■ Brief
Print all the data, keeping every line exactly as it is.

■ Data
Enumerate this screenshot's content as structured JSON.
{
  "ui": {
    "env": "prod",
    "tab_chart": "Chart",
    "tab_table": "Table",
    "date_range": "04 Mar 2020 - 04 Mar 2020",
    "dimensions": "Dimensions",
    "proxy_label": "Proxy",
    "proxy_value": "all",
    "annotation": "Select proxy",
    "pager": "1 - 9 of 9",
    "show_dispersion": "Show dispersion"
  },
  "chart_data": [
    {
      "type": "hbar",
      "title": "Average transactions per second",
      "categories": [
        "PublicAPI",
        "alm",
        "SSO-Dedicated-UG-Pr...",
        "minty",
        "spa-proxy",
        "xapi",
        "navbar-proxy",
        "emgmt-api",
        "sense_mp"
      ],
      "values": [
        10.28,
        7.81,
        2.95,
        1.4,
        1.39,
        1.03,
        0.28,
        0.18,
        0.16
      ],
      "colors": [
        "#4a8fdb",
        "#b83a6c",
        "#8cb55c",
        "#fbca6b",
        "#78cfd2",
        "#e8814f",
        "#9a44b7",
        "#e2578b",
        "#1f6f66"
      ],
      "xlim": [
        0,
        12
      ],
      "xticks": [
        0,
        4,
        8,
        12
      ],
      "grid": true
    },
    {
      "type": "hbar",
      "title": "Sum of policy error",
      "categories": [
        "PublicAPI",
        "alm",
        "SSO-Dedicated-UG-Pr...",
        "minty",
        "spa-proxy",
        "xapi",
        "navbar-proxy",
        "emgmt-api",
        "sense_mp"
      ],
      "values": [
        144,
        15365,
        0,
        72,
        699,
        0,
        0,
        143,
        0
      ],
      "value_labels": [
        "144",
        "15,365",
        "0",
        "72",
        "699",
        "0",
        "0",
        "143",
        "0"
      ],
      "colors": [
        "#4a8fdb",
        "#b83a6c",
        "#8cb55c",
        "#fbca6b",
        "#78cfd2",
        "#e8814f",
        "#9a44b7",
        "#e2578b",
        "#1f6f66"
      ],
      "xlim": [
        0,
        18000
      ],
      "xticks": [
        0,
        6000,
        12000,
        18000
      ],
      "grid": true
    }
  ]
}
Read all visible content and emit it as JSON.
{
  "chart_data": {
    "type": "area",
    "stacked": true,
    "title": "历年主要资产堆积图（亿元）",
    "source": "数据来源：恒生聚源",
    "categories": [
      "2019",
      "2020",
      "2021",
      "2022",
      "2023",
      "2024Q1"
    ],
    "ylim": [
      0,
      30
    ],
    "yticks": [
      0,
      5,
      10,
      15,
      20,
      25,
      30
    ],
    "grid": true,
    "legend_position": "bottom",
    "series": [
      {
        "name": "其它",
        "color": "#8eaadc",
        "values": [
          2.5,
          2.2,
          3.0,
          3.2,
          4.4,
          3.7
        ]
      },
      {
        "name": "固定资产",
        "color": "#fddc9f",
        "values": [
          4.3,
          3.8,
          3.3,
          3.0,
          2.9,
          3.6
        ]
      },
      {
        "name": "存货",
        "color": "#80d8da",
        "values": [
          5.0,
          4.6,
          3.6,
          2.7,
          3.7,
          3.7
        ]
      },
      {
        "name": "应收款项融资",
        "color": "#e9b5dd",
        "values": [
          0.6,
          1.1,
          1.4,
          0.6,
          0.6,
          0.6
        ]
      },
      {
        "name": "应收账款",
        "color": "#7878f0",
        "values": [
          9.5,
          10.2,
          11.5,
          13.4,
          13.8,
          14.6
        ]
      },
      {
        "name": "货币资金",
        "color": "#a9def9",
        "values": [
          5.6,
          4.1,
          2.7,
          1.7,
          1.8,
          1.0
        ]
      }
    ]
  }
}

■ Problem solution
Enumerate this screenshot's content as structured JSON.
{
  "ui": {
    "env": "prod",
    "tab_chart": "Chart",
    "tab_table": "Table",
    "date_range": "04 Mar 2020 - 04 Mar 2020",
    "dimensions": "Dimensions",
    "proxy_label": "Proxy",
    "proxy_value": "all",
    "annotation": "Select proxy",
    "pager": "1 - 9 of 9",
    "show_dispersion": "Show dispersion"
  },
  "chart_data": [
    {
      "type": "hbar",
      "title": "Average transactions per second",
      "categories": [
        "PublicAPI",
        "alm",
        "SSO-Dedicated-UG-Pr...",
        "minty",
        "spa-proxy",
        "xapi",
        "navbar-proxy",
        "emgmt-api",
        "sense_mp"
      ],
      "values": [
        10.28,
        7.81,
        2.95,
        1.4,
        1.39,
        1.03,
        0.28,
        0.18,
        0.16
      ],
      "colors": [
        "#4a8fdb",
        "#b83a6c",
        "#8cb55c",
        "#fbca6b",
        "#78cfd2",
        "#e8814f",
        "#9a44b7",
        "#e2578b",
        "#1f6f66"
      ],
      "xlim": [
        0,
        12
      ],
      "xticks": [
        0,
        4,
        8,
        12
      ],
      "grid": true
    },
    {
      "type": "hbar",
      "title": "Sum of policy error",
      "categories": [
        "PublicAPI",
        "alm",
        "SSO-Dedicated-UG-Pr...",
        "minty",
        "spa-proxy",
        "xapi",
        "navbar-proxy",
        "emgmt-api",
        "sense_mp"
      ],
      "values": [
        144,
        15365,
        0,
        72,
        699,
        0,
        0,
        143,
        0
      ],
      "value_labels": [
        "144",
        "15,365",
        "0",
        "72",
        "699",
        "0",
        "0",
        "143",
        "0"
      ],
      "colors": [
        "#4a8fdb",
        "#b83a6c",
        "#8cb55c",
        "#fbca6b",
        "#78cfd2",
        "#e8814f",
        "#9a44b7",
        "#e2578b",
        "#1f6f66"
      ],
      "xlim": [
        0,
        18000
      ],
      "xticks": [
        0,
        6000,
        12000,
        18000
      ],
      "grid": true
    }
  ]
}
Read all visible content and emit it as JSON.
{
  "chart_data": {
    "type": "area",
    "stacked": true,
    "title": "历年主要资产堆积图（亿元）",
    "source": "数据来源：恒生聚源",
    "categories": [
      "2019",
      "2020",
      "2021",
      "2022",
      "2023",
      "2024Q1"
    ],
    "ylim": [
      0,
      30
    ],
    "yticks": [
      0,
      5,
      10,
      15,
      20,
      25,
      30
    ],
    "grid": true,
    "legend_position": "bottom",
    "series": [
      {
        "name": "其它",
        "color": "#8eaadc",
        "values": [
          2.5,
          2.2,
          3.0,
          3.2,
          4.4,
          3.7
        ]
      },
      {
        "name": "固定资产",
        "color": "#fddc9f",
        "values": [
          4.3,
          3.8,
          3.3,
          3.0,
          2.9,
          3.6
        ]
      },
      {
        "name": "存货",
        "color": "#80d8da",
        "values": [
          5.0,
          4.6,
          3.6,
          2.7,
          3.7,
          3.7
        ]
      },
      {
        "name": "应收款项融资",
        "color": "#e9b5dd",
        "values": [
          0.6,
          1.1,
          1.4,
          0.6,
          0.6,
          0.6
        ]
      },
      {
        "name": "应收账款",
        "color": "#7878f0",
        "values": [
          9.5,
          10.2,
          11.5,
          13.4,
          13.8,
          14.6
        ]
      },
      {
        "name": "货币资金",
        "color": "#a9def9",
        "values": [
          5.6,
          4.1,
          2.7,
          1.7,
          1.8,
          1.0
        ]
      }
    ]
  }
}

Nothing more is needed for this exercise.